◆ Record extracts ◆
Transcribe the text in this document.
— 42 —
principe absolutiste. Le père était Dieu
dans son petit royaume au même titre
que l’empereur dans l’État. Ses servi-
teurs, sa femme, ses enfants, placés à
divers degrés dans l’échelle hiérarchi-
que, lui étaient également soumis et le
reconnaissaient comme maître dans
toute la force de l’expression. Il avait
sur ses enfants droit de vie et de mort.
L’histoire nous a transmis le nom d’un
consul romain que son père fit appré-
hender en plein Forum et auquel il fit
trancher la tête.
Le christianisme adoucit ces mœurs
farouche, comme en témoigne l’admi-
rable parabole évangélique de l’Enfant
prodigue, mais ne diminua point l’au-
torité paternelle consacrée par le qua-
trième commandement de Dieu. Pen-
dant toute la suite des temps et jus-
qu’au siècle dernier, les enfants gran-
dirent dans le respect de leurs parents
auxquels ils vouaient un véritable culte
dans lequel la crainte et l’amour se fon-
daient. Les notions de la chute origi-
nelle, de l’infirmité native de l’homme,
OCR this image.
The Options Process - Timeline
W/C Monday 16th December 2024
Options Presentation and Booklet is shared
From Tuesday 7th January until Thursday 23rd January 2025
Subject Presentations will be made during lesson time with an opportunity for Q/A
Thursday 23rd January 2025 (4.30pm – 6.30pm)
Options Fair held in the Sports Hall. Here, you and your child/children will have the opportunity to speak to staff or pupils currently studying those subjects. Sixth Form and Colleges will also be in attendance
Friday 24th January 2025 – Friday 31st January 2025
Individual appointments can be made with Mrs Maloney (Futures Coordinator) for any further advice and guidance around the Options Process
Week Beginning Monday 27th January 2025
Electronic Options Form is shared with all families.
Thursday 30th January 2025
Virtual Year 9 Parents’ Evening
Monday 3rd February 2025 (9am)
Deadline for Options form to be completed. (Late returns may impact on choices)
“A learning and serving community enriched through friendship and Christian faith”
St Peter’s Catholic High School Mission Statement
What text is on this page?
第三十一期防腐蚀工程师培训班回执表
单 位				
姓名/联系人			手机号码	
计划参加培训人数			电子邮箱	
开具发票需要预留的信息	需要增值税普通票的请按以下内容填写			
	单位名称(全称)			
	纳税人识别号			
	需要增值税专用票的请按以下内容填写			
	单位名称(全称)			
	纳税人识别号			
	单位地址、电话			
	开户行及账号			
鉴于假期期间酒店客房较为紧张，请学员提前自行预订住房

◆ The request ◆
Output exactly the lines above, from the one holding "What text is on this page?" through the end of the data, including the first and last.

◆ Exercise solution ◆
What text is on this page?
第三十一期防腐蚀工程师培训班回执表
单 位				
姓名/联系人			手机号码	
计划参加培训人数			电子邮箱	
开具发票需要预留的信息	需要增值税普通票的请按以下内容填写			
	单位名称(全称)			
	纳税人识别号			
	需要增值税专用票的请按以下内容填写			
	单位名称(全称)			
	纳税人识别号			
	单位地址、电话			
	开户行及账号			
鉴于假期期间酒店客房较为紧张，请学员提前自行预订住房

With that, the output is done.